### Task instructions
Write the records out again exactly, leaving no images in.

### Extracted information
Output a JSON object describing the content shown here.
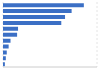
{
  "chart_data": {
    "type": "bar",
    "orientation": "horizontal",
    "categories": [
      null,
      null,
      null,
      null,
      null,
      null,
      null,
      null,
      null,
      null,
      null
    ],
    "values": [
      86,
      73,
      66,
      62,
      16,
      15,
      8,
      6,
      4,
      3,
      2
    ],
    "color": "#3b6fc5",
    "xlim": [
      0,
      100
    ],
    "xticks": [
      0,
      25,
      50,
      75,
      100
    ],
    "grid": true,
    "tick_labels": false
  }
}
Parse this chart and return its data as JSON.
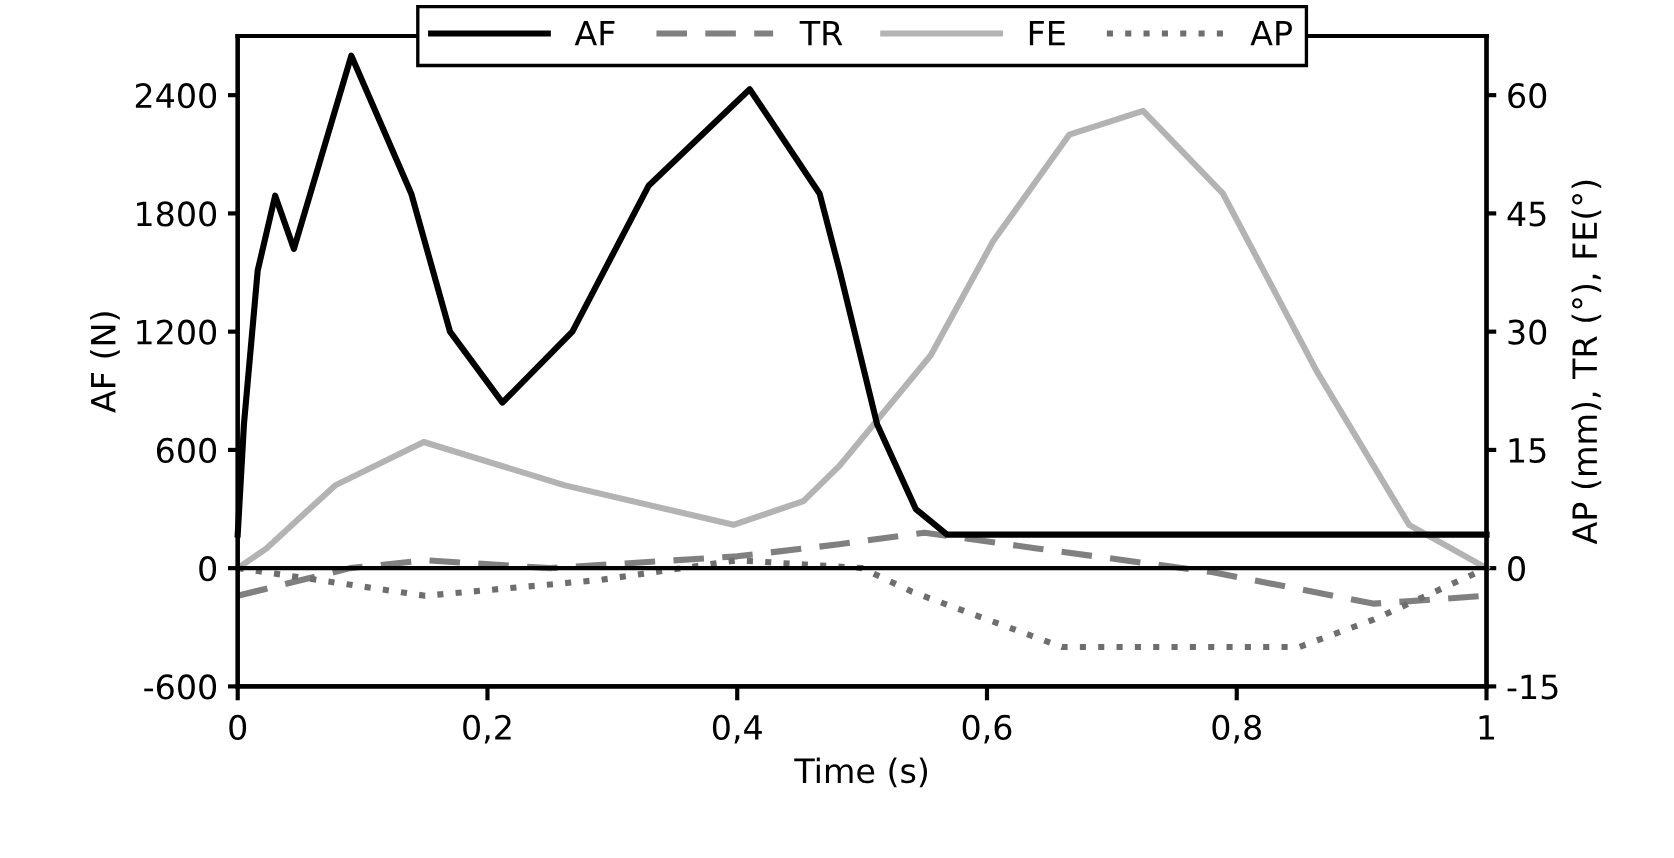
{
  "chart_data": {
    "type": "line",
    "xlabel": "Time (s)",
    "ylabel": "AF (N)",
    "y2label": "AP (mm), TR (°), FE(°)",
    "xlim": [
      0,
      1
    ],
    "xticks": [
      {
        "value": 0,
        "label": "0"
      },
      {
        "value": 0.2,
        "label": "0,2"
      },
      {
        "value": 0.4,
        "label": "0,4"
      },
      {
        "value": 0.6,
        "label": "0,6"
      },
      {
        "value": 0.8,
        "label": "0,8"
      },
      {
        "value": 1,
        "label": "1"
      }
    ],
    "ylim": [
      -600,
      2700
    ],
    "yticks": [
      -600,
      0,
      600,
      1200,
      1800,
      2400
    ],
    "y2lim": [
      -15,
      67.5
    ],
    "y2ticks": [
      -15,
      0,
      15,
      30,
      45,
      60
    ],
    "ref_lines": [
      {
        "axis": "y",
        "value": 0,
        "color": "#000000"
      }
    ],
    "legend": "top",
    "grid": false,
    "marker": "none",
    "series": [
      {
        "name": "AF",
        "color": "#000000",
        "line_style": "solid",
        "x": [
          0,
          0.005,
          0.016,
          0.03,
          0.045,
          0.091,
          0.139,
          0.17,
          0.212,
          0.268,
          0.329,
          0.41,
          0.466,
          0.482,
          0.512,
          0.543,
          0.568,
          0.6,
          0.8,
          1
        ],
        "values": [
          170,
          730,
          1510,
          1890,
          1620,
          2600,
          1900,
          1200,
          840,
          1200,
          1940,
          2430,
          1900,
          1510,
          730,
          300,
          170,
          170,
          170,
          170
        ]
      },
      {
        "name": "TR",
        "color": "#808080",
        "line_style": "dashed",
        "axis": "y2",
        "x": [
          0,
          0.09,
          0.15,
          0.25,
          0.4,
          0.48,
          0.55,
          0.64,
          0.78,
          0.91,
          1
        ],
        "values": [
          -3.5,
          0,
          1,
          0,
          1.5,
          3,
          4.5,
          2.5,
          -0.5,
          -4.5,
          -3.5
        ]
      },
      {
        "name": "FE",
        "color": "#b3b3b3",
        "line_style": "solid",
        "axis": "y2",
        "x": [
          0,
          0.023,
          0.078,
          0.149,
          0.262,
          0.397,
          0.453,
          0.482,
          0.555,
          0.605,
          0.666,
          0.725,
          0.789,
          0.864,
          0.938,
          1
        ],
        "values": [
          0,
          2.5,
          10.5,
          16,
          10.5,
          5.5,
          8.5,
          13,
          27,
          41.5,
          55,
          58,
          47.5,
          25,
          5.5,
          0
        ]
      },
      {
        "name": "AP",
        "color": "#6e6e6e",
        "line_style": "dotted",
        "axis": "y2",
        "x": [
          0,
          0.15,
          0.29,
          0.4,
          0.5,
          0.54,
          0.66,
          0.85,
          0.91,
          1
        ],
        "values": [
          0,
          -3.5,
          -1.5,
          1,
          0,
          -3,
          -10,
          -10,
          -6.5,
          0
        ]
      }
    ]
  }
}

### Final result
Output a JSON object describing the content shown here.
{
  "chart_data": {
    "type": "bar",
    "orientation": "horizontal",
    "categories": [
      null,
      null,
      null,
      null,
      null,
      null,
      null,
      null,
      null,
      null,
      null
    ],
    "values": [
      86,
      73,
      66,
      62,
      16,
      15,
      8,
      6,
      4,
      3,
      2
    ],
    "color": "#3b6fc5",
    "xlim": [
      0,
      100
    ],
    "xticks": [
      0,
      25,
      50,
      75,
      100
    ],
    "grid": true,
    "tick_labels": false
  }
}
Parse this chart and return its data as JSON.
{
  "chart_data": {
    "type": "line",
    "xlabel": "Time (s)",
    "ylabel": "AF (N)",
    "y2label": "AP (mm), TR (°), FE(°)",
    "xlim": [
      0,
      1
    ],
    "xticks": [
      {
        "value": 0,
        "label": "0"
      },
      {
        "value": 0.2,
        "label": "0,2"
      },
      {
        "value": 0.4,
        "label": "0,4"
      },
      {
        "value": 0.6,
        "label": "0,6"
      },
      {
        "value": 0.8,
        "label": "0,8"
      },
      {
        "value": 1,
        "label": "1"
      }
    ],
    "ylim": [
      -600,
      2700
    ],
    "yticks": [
      -600,
      0,
      600,
      1200,
      1800,
      2400
    ],
    "y2lim": [
      -15,
      67.5
    ],
    "y2ticks": [
      -15,
      0,
      15,
      30,
      45,
      60
    ],
    "ref_lines": [
      {
        "axis": "y",
        "value": 0,
        "color": "#000000"
      }
    ],
    "legend": "top",
    "grid": false,
    "marker": "none",
    "series": [
      {
        "name": "AF",
        "color": "#000000",
        "line_style": "solid",
        "x": [
          0,
          0.005,
          0.016,
          0.03,
          0.045,
          0.091,
          0.139,
          0.17,
          0.212,
          0.268,
          0.329,
          0.41,
          0.466,
          0.482,
          0.512,
          0.543,
          0.568,
          0.6,
          0.8,
          1
        ],
        "values": [
          170,
          730,
          1510,
          1890,
          1620,
          2600,
          1900,
          1200,
          840,
          1200,
          1940,
          2430,
          1900,
          1510,
          730,
          300,
          170,
          170,
          170,
          170
        ]
      },
      {
        "name": "TR",
        "color": "#808080",
        "line_style": "dashed",
        "axis": "y2",
        "x": [
          0,
          0.09,
          0.15,
          0.25,
          0.4,
          0.48,
          0.55,
          0.64,
          0.78,
          0.91,
          1
        ],
        "values": [
          -3.5,
          0,
          1,
          0,
          1.5,
          3,
          4.5,
          2.5,
          -0.5,
          -4.5,
          -3.5
        ]
      },
      {
        "name": "FE",
        "color": "#b3b3b3",
        "line_style": "solid",
        "axis": "y2",
        "x": [
          0,
          0.023,
          0.078,
          0.149,
          0.262,
          0.397,
          0.453,
          0.482,
          0.555,
          0.605,
          0.666,
          0.725,
          0.789,
          0.864,
          0.938,
          1
        ],
        "values": [
          0,
          2.5,
          10.5,
          16,
          10.5,
          5.5,
          8.5,
          13,
          27,
          41.5,
          55,
          58,
          47.5,
          25,
          5.5,
          0
        ]
      },
      {
        "name": "AP",
        "color": "#6e6e6e",
        "line_style": "dotted",
        "axis": "y2",
        "x": [
          0,
          0.15,
          0.29,
          0.4,
          0.5,
          0.54,
          0.66,
          0.85,
          0.91,
          1
        ],
        "values": [
          0,
          -3.5,
          -1.5,
          1,
          0,
          -3,
          -10,
          -10,
          -6.5,
          0
        ]
      }
    ]
  }
}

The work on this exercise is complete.